> **Task requirements**
- A) Using the Pinedale passage, answer each question, one per line:
(i) What was the original gas in place at Pinedale by the year-end 2006 calculations?
(ii) What does each of Ultra's current Pinedale wells cost?
(iii) How many wells is the company drilling, at most, on a single pad at 10-acre spacing?
- B) In the Pinedale passage, recast the paragraph beginning "Ultra's current Pinedale wells average" as a bulleted list, keeping its main facts.

> **Passage provided**
-------------------------

According to Netherland Sewell calculations made at year-end 2006, original gas in place at Pinedale was a whopping 48 Tcf. Ultra's proved reserves stood at 2 Tcf, and proved, probable and possible reserves were 10 Tcf net to the company. At five-acre density, total field recoveries could be an astonishing 27 Tcf.

Ultra's current Pinedale wells average 13,500 feet deep, reliably deliver about 7 Bcf equivalent (Bcfe) each and cost $6.8 million apiece. Typically the company runs some 25 frac stages per well across 5,600 feet of prospective interval in the Upper Cretaceous Lance pool. It uses about a million pounds of proppant and between 3- and 4 million gallons of fluid per completion. Its 146 wells that commenced production in 2006 flowed at average initial rates of 8.8 million cubic feet per day.

"Currently we have 12 rigs running, and Questar and Shell have another 12 running on leases in which we have an interest," says Kneller. Four Ultra-operated rigs are drilling delineation wells, one is turning to the right on a deep test, and the rest are working on pads on increased-density projects.

Pad drilling has revolutionized Pinedale development. Currently, the company is drilling up to 16 wells at 10-acre spacing on a single pad; at five-acre spacing, 32 wells could be accommodated. Ultra can simultaneously drill, frac and complete wells on the 18-acre pads. For production operations, pads can be quickly reclaimed to just a handful of acres.

-------------------------

> **Listed records**
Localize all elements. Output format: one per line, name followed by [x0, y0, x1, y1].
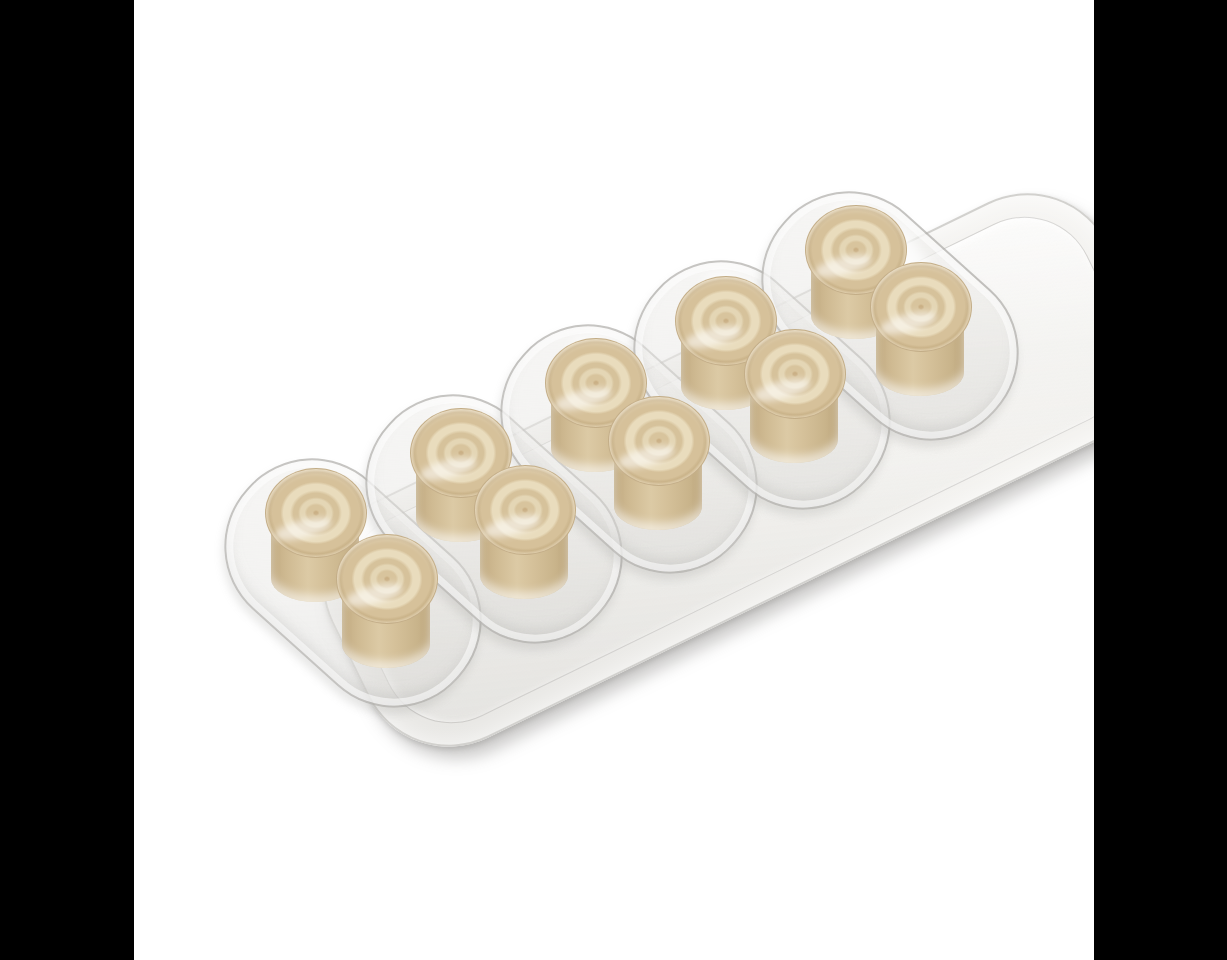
letterbox-right-bar	[1094, 0, 1227, 960]
cap-gloss-highlight	[683, 321, 744, 352]
cap-gloss-highlight	[813, 250, 874, 281]
cap-top-face	[744, 329, 846, 419]
photo-background	[134, 0, 1094, 960]
cap-gloss-highlight	[482, 510, 543, 541]
cap-2	[336, 534, 436, 668]
cap-10	[870, 262, 970, 396]
cap-gloss-highlight	[418, 453, 479, 484]
cap-top-face	[608, 396, 710, 486]
letterbox-left-bar	[0, 0, 134, 960]
cap-4	[474, 465, 574, 599]
cap-gloss-highlight	[553, 383, 614, 414]
cap-top-face	[474, 465, 576, 555]
cap-gloss-highlight	[273, 513, 334, 544]
cap-top-face	[870, 262, 972, 352]
photo-canvas	[0, 0, 1227, 960]
cap-gloss-highlight	[344, 579, 405, 610]
cap-gloss-highlight	[878, 307, 939, 338]
cap-gloss-highlight	[616, 441, 677, 472]
cap-gloss-highlight	[752, 374, 813, 405]
cap-top-face	[336, 534, 438, 624]
cap-8	[744, 329, 844, 463]
cap-6	[608, 396, 708, 530]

-------------------------

> **Task-by-task answers**
- A)
(i) 48 Tcf
(ii) $6.8 million
(iii) 16

- B)
- Ultra's current Pinedale wells average 13,500 feet deep.
- Each reliably delivers about 7 Bcfe and costs $6.8 million.
- Each well typically gets some 25 frac stages across 5,600 feet of prospective interval in the Upper Cretaceous Lance pool.
- Each completion uses about a million pounds of proppant and 3 to 4 million gallons of fluid.
- The 146 wells that began producing in 2006 averaged initial rates of 8.8 million cubic feet per day.